Directions - In the entries that follow, locate the line with "What text is on this page?", then restate that line and all later lines exactly as they appear, leaving pictures out.

── Records for this exercise

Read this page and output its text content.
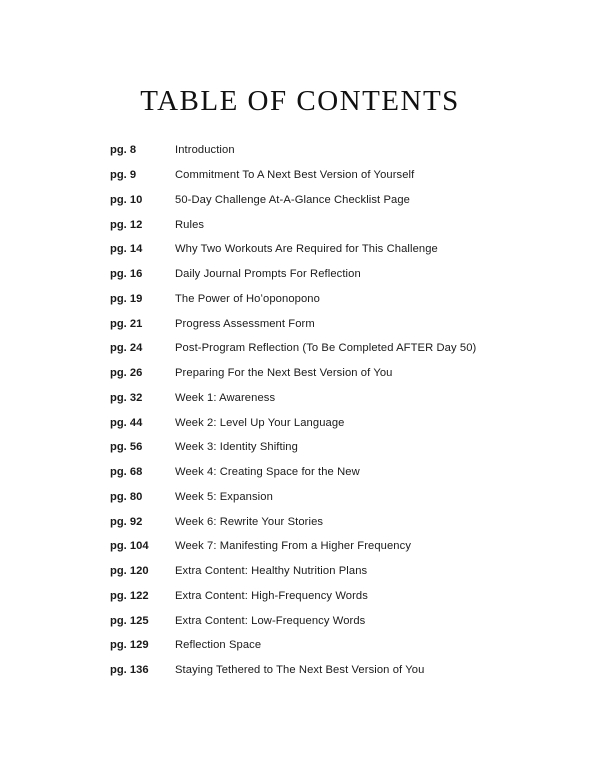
TABLE OF CONTENTS
pg. 8	Introduction
pg. 9	Commitment To A Next Best Version of Yourself
pg. 10	50-Day Challenge At-A-Glance Checklist Page
pg. 12	Rules
pg. 14	Why Two Workouts Are Required for This Challenge
pg. 16	Daily Journal Prompts For Reflection
pg. 19	The Power of Hoʻoponopono
pg. 21	Progress Assessment Form
pg. 24	Post-Program Reflection (To Be Completed AFTER Day 50)
pg. 26	Preparing For the Next Best Version of You
pg. 32	Week 1: Awareness
pg. 44	Week 2: Level Up Your Language
pg. 56	Week 3: Identity Shifting
pg. 68	Week 4: Creating Space for the New
pg. 80	Week 5: Expansion
pg. 92	Week 6: Rewrite Your Stories
pg. 104	Week 7: Manifesting From a Higher Frequency
pg. 120	Extra Content: Healthy Nutrition Plans
pg. 122	Extra Content: High-Frequency Words
pg. 125	Extra Content: Low-Frequency Words
pg. 129	Reflection Space
pg. 136	Staying Tethered to The Next Best Version of You
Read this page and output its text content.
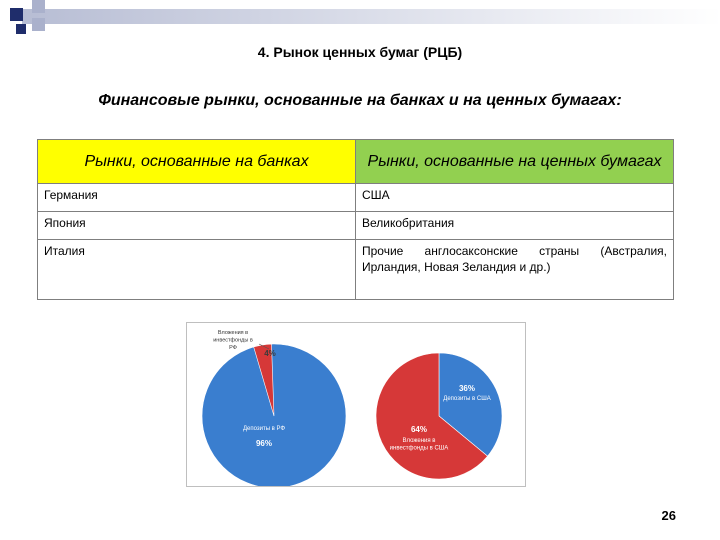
4. Рынок ценных бумаг (РЦБ)
Финансовые рынки, основанные на банках и на ценных бумагах:
Рынки, основанные на банках	Рынки, основанные на ценных бумагах
Германия	США
Япония	Великобритания
Италия	Прочие англосаксонские страны (Австралия, Ирландия, Новая Зеландия и др.)
4%
Депозиты в РФ
96%
Вложения в инвестфонды в РФ
36%
Депозиты в США
64%
Вложения в инвестфонды в США
26
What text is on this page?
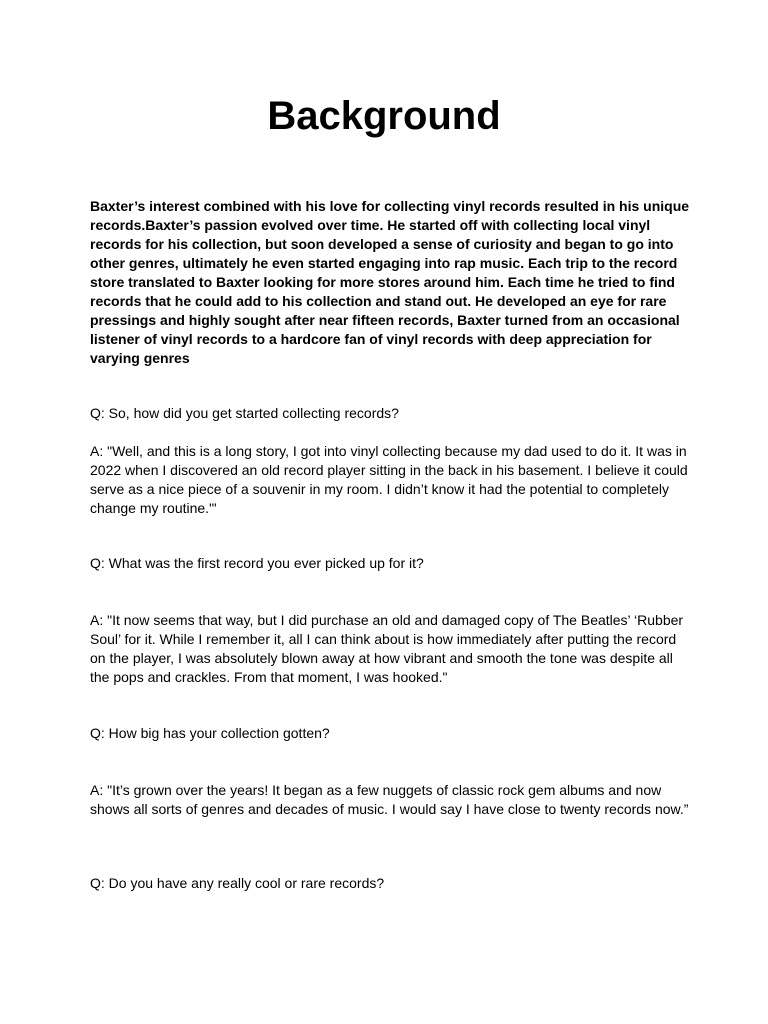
Background

Baxter’s interest combined with his love for collecting vinyl records resulted in his unique records.Baxter’s passion evolved over time. He started off with collecting local vinyl records for his collection, but soon developed a sense of curiosity and began to go into other genres, ultimately he even started engaging into rap music. Each trip to the record store translated to Baxter looking for more stores around him. Each time he tried to find records that he could add to his collection and stand out. He developed an eye for rare pressings and highly sought after near fifteen records, Baxter turned from an occasional listener of vinyl records to a hardcore fan of vinyl records with deep appreciation for varying genres

Q: So, how did you get started collecting records?

A: "Well, and this is a long story, I got into vinyl collecting because my dad used to do it. It was in 2022 when I discovered an old record player sitting in the back in his basement. I believe it could serve as a nice piece of a souvenir in my room. I didn’t know it had the potential to completely change my routine."'

Q: What was the first record you ever picked up for it?

A: "It now seems that way, but I did purchase an old and damaged copy of The Beatles’ ‘Rubber Soul’ for it. While I remember it, all I can think about is how immediately after putting the record on the player, I was absolutely blown away at how vibrant and smooth the tone was despite all the pops and crackles. From that moment, I was hooked."

Q: How big has your collection gotten?

A: "It’s grown over the years! It began as a few nuggets of classic rock gem albums and now shows all sorts of genres and decades of music. I would say I have close to twenty records now.”

Q: Do you have any really cool or rare records?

────

Full solution -
What text is on this page?
Background

Baxter’s interest combined with his love for collecting vinyl records resulted in his unique records.Baxter’s passion evolved over time. He started off with collecting local vinyl records for his collection, but soon developed a sense of curiosity and began to go into other genres, ultimately he even started engaging into rap music. Each trip to the record store translated to Baxter looking for more stores around him. Each time he tried to find records that he could add to his collection and stand out. He developed an eye for rare pressings and highly sought after near fifteen records, Baxter turned from an occasional listener of vinyl records to a hardcore fan of vinyl records with deep appreciation for varying genres

Q: So, how did you get started collecting records?

A: "Well, and this is a long story, I got into vinyl collecting because my dad used to do it. It was in 2022 when I discovered an old record player sitting in the back in his basement. I believe it could serve as a nice piece of a souvenir in my room. I didn’t know it had the potential to completely change my routine."'

Q: What was the first record you ever picked up for it?

A: "It now seems that way, but I did purchase an old and damaged copy of The Beatles’ ‘Rubber Soul’ for it. While I remember it, all I can think about is how immediately after putting the record on the player, I was absolutely blown away at how vibrant and smooth the tone was despite all the pops and crackles. From that moment, I was hooked."

Q: How big has your collection gotten?

A: "It’s grown over the years! It began as a few nuggets of classic rock gem albums and now shows all sorts of genres and decades of music. I would say I have close to twenty records now.”

Q: Do you have any really cool or rare records?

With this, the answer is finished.